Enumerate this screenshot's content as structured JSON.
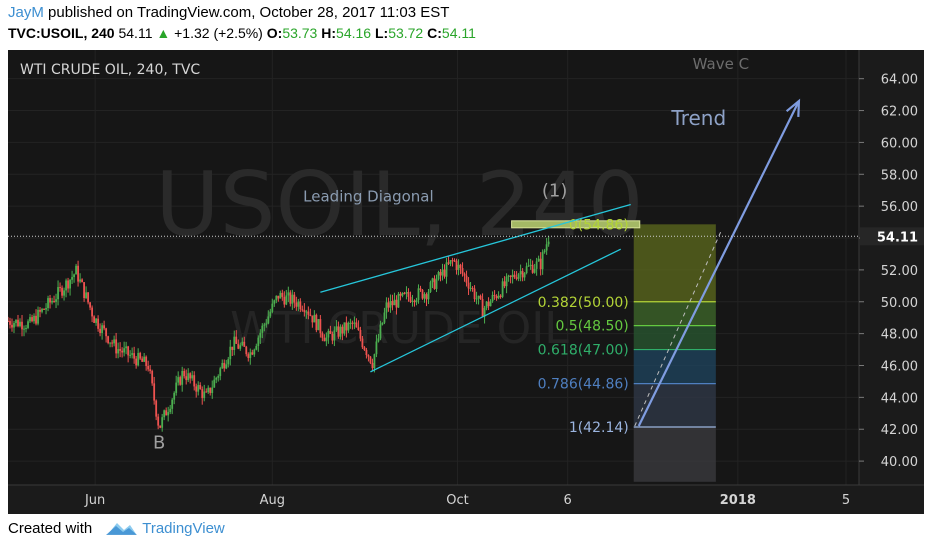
{
  "header": {
    "author": "JayM",
    "published_text": "published on TradingView.com, October 28, 2017 11:03 EST",
    "symbol": "TVC:USOIL, 240",
    "last": "54.11",
    "change": "+1.32 (+2.5%)",
    "o_label": "O:",
    "o_value": "53.73",
    "h_label": "H:",
    "h_value": "54.16",
    "l_label": "L:",
    "l_value": "53.72",
    "c_label": "C:",
    "c_value": "54.11"
  },
  "footer": {
    "created_with": "Created with",
    "brand": "TradingView"
  },
  "colors": {
    "background": "#161616",
    "axis_text": "#d4d4d4",
    "up_candle": "#4caf50",
    "down_candle": "#ef5350",
    "channel": "#26c6da",
    "trend_arrow": "#7f9ce0",
    "fib_1": "#9bb5e0",
    "fib_0786": "#4f7fc0",
    "fib_0618": "#2fae6a",
    "fib_05": "#64c940",
    "fib_0382": "#b3d437"
  },
  "chart_data": {
    "type": "candlestick",
    "title": "WTI CRUDE OIL, 240, TVC",
    "watermark": "USOIL, 240",
    "watermark_sub": "WTI CRUDE OIL",
    "price_ticks": [
      "40.00",
      "42.00",
      "44.00",
      "46.00",
      "48.00",
      "50.00",
      "52.00",
      "54.00",
      "56.00",
      "58.00",
      "60.00",
      "62.00",
      "64.00"
    ],
    "ylim": [
      38.5,
      65.8
    ],
    "x_ticks": [
      {
        "label": "Jun",
        "idx": 87
      },
      {
        "label": "Aug",
        "idx": 264
      },
      {
        "label": "Oct",
        "idx": 449
      },
      {
        "label": "6",
        "idx": 559
      },
      {
        "label": "2018",
        "idx": 729
      },
      {
        "label": "5",
        "idx": 837
      }
    ],
    "xlim": [
      0,
      850
    ],
    "last_price": "54.11",
    "last_price_value": 54.11,
    "path_points": [
      [
        0,
        48.8
      ],
      [
        22,
        48.6
      ],
      [
        50,
        50.5
      ],
      [
        68,
        51.9
      ],
      [
        86,
        49.0
      ],
      [
        108,
        47.1
      ],
      [
        140,
        46.0
      ],
      [
        151,
        42.1
      ],
      [
        175,
        45.6
      ],
      [
        198,
        44.0
      ],
      [
        225,
        47.4
      ],
      [
        242,
        46.8
      ],
      [
        270,
        50.4
      ],
      [
        296,
        49.8
      ],
      [
        318,
        47.7
      ],
      [
        345,
        48.6
      ],
      [
        364,
        46.2
      ],
      [
        378,
        49.7
      ],
      [
        398,
        50.3
      ],
      [
        418,
        50.6
      ],
      [
        445,
        52.6
      ],
      [
        460,
        51.2
      ],
      [
        474,
        49.5
      ],
      [
        490,
        50.6
      ],
      [
        508,
        51.8
      ],
      [
        522,
        52.2
      ],
      [
        532,
        52.4
      ],
      [
        540,
        54.1
      ]
    ],
    "labels": [
      {
        "text": "B",
        "idx": 151,
        "price": 40.8
      },
      {
        "text": "Leading Diagonal",
        "idx": 360,
        "price": 56.3
      },
      {
        "text": "(1)",
        "idx": 546,
        "price": 56.6
      },
      {
        "text": "Trend",
        "idx": 690,
        "price": 61.1
      },
      {
        "text": "Wave C",
        "idx": 712,
        "price": 64.6
      }
    ],
    "fib_levels": [
      {
        "label": "0(54.86)",
        "price": 54.86
      },
      {
        "label": "0.382(50.00)",
        "price": 50.0
      },
      {
        "label": "0.5(48.50)",
        "price": 48.5
      },
      {
        "label": "0.618(47.00)",
        "price": 47.0
      },
      {
        "label": "0.786(44.86)",
        "price": 44.86
      },
      {
        "label": "1(42.14)",
        "price": 42.14
      }
    ],
    "fib_range": [
      625,
      707
    ],
    "channel_upper": [
      [
        312,
        50.6
      ],
      [
        622,
        56.1
      ]
    ],
    "channel_lower": [
      [
        362,
        45.6
      ],
      [
        612,
        53.3
      ]
    ],
    "trend_arrow": [
      [
        630,
        42.2
      ],
      [
        790,
        62.6
      ]
    ],
    "trend_dashed": [
      [
        626,
        42.2
      ],
      [
        712,
        54.4
      ]
    ]
  }
}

*EXERCISE*: Look through the data and show every line containing "TradingView".

*RESPONSE TO THE EXERCISE*:
    "published_text": "published on TradingView.com, October 28, 2017 11:03 EST",
    "brand": "TradingView"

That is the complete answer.